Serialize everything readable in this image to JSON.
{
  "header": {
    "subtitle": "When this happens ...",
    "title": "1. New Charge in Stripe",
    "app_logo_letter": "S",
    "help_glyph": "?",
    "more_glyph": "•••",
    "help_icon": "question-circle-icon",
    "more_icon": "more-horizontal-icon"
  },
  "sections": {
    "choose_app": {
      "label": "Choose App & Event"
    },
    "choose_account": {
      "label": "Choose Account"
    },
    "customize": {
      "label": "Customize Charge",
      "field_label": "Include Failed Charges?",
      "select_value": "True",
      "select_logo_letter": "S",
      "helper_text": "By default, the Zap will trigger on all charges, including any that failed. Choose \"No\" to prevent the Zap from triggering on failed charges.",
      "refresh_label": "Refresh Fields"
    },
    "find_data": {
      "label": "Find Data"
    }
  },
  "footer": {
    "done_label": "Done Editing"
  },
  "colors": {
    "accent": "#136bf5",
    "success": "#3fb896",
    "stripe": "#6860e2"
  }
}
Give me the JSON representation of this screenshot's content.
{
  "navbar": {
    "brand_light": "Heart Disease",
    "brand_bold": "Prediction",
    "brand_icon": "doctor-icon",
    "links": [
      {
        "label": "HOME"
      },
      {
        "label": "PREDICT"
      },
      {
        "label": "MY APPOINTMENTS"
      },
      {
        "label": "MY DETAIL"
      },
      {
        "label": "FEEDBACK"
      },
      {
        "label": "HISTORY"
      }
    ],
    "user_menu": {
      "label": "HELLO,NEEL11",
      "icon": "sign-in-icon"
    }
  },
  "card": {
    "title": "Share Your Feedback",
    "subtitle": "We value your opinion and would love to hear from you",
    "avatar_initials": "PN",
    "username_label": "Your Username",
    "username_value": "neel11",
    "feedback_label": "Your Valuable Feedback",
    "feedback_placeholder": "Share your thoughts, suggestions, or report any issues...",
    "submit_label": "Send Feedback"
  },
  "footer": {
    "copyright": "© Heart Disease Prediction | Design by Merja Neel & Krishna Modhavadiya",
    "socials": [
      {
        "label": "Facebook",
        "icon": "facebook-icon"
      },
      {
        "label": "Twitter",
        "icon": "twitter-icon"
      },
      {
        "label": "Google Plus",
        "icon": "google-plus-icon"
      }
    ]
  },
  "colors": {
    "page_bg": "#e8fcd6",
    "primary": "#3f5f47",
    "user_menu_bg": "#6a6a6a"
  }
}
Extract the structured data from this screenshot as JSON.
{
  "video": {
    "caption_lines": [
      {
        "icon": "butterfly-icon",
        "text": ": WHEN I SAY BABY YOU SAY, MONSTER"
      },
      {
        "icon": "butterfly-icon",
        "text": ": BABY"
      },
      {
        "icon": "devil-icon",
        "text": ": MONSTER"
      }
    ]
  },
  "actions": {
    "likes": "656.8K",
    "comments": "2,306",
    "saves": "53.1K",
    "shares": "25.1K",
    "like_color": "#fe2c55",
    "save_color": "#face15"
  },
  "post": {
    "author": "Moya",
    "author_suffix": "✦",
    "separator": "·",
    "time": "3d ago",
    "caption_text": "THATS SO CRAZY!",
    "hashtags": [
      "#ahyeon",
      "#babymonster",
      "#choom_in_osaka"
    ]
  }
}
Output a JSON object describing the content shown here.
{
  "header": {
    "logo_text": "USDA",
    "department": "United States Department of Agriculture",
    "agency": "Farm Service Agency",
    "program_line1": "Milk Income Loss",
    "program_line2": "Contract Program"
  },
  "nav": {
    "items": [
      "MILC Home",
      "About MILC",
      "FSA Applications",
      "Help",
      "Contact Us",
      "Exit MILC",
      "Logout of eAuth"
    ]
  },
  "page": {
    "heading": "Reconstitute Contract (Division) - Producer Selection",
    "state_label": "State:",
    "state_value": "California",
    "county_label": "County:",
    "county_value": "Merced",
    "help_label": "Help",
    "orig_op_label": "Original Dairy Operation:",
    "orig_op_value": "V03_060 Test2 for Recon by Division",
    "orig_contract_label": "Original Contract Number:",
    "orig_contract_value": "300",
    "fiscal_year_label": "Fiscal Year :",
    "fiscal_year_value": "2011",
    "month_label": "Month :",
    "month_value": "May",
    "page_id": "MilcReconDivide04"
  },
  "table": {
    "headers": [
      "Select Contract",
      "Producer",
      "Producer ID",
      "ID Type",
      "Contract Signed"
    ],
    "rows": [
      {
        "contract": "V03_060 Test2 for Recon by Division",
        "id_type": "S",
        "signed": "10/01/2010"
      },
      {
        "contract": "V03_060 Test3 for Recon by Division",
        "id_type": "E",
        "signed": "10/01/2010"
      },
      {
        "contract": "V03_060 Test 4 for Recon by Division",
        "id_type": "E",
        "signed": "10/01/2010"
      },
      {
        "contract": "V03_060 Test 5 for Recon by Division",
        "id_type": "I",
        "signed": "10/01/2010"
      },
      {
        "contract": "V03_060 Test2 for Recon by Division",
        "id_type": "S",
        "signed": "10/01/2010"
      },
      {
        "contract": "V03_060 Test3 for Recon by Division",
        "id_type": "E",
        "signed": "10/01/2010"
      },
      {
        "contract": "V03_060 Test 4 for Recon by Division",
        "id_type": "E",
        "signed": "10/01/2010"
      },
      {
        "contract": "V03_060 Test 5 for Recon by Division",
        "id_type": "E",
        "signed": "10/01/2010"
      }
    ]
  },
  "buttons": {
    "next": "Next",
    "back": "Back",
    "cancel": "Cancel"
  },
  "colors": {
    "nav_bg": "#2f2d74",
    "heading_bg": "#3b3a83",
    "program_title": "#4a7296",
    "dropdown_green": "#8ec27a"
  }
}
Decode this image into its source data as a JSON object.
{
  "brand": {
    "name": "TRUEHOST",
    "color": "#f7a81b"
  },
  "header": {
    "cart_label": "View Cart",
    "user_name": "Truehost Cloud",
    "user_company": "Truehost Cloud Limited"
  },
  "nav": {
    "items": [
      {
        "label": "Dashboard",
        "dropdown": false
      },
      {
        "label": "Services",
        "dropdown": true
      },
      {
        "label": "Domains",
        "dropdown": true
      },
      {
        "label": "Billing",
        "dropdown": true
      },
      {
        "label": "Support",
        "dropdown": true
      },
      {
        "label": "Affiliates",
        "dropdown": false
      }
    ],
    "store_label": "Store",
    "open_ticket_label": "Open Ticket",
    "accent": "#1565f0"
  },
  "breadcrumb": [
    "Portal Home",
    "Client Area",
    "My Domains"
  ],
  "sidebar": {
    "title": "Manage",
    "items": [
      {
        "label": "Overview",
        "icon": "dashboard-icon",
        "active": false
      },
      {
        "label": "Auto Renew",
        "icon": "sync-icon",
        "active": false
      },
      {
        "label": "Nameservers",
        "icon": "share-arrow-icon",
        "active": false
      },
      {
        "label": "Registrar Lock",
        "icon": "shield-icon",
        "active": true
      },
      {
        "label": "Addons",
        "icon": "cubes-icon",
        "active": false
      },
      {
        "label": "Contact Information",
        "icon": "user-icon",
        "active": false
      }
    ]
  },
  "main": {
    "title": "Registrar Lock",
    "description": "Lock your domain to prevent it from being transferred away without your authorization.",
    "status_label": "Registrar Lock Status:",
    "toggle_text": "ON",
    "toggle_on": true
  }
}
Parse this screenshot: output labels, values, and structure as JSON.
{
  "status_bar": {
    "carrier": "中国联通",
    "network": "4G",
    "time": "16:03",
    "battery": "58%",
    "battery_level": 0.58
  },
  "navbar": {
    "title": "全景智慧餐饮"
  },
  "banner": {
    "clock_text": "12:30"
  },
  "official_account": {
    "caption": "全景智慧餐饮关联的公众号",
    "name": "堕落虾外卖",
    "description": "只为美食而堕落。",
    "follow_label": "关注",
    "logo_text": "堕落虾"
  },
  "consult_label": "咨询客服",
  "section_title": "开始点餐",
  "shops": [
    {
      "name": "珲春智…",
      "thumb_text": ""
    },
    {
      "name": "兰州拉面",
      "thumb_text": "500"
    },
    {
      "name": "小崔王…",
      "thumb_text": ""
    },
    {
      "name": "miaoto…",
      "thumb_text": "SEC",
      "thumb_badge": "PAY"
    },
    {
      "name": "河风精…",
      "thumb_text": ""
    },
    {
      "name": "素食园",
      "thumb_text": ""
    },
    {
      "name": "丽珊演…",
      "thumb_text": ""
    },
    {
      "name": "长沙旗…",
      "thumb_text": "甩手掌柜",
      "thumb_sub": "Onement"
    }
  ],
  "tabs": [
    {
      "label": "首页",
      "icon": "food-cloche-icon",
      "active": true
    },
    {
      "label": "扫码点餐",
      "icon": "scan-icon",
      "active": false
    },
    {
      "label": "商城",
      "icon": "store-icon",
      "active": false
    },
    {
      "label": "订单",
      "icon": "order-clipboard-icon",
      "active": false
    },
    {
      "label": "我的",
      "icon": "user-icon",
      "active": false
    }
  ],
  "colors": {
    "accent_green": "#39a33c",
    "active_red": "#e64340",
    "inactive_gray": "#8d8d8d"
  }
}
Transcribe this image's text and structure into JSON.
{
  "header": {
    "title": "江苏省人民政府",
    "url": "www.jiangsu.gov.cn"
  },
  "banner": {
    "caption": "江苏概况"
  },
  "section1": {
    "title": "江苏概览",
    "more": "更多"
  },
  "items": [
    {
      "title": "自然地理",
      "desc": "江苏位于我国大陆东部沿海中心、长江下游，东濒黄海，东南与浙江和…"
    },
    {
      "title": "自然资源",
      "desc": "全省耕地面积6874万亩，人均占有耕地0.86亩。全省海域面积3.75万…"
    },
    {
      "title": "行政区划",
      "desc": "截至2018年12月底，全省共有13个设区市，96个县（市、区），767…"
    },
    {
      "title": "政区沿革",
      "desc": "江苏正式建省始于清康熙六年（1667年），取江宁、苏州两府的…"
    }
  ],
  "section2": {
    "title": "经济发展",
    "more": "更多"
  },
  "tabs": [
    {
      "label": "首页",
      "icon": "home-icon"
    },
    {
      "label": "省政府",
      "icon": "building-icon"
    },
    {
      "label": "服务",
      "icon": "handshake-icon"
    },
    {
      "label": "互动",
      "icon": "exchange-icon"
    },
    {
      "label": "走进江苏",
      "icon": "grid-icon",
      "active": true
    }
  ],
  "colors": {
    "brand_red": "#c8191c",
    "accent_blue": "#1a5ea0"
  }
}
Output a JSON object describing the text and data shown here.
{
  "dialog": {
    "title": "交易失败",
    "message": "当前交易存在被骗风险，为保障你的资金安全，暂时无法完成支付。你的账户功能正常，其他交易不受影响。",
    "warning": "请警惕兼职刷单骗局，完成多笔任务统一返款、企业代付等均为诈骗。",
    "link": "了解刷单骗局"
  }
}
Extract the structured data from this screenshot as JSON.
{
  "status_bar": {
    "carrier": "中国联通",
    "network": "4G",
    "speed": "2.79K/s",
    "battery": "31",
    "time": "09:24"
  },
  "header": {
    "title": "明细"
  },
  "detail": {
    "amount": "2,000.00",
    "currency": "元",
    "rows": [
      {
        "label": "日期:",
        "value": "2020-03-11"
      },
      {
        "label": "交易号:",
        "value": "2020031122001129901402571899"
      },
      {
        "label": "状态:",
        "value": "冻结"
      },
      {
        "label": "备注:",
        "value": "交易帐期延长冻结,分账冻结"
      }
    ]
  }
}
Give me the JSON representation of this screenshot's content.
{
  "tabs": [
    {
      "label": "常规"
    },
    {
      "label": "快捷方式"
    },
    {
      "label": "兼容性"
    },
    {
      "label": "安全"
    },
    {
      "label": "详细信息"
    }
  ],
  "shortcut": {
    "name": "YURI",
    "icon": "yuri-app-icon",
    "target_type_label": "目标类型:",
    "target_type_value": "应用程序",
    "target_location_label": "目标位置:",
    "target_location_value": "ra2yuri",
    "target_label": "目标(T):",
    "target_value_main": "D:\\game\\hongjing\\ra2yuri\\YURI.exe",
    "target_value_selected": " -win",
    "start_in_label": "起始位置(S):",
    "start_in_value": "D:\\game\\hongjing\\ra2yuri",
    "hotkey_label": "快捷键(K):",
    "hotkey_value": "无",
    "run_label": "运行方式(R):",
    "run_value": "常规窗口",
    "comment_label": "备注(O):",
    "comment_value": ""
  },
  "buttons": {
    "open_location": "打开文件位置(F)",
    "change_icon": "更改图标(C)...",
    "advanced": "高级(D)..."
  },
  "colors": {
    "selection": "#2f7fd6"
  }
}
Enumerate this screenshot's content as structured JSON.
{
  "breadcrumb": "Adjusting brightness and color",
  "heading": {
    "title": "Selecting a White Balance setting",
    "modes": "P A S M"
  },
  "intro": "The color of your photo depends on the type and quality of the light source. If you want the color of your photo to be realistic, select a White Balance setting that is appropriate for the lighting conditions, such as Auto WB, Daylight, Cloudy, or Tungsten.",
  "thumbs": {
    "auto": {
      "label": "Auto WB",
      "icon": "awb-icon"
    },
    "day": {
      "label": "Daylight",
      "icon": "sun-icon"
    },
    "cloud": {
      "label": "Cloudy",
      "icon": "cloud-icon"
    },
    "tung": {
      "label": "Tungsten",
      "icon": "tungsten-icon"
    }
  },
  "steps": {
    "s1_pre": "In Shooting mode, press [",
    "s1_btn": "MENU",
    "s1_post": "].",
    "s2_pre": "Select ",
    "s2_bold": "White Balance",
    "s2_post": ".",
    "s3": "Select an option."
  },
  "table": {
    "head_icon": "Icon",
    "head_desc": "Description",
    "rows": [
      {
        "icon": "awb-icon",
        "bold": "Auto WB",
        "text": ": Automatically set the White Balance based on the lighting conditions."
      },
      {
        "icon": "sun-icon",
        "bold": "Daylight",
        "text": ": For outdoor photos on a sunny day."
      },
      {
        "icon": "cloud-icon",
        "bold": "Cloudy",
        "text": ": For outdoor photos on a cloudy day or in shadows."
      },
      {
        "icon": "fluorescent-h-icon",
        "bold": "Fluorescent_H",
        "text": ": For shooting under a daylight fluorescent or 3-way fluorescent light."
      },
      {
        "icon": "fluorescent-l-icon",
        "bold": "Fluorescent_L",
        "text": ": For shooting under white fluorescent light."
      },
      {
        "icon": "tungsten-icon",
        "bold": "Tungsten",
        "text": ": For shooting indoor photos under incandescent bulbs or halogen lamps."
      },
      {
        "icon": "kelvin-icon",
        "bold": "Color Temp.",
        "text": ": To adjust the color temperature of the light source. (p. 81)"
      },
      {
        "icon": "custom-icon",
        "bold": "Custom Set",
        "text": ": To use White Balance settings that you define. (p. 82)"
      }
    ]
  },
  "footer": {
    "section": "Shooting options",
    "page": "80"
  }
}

**Problem description**: Using the records above, pull out each line where the word "hongjing" occurs.

**Answer in full**:
    "target_value_main": "D:\\game\\hongjing\\ra2yuri\\YURI.exe",
    "start_in_value": "D:\\game\\hongjing\\ra2yuri",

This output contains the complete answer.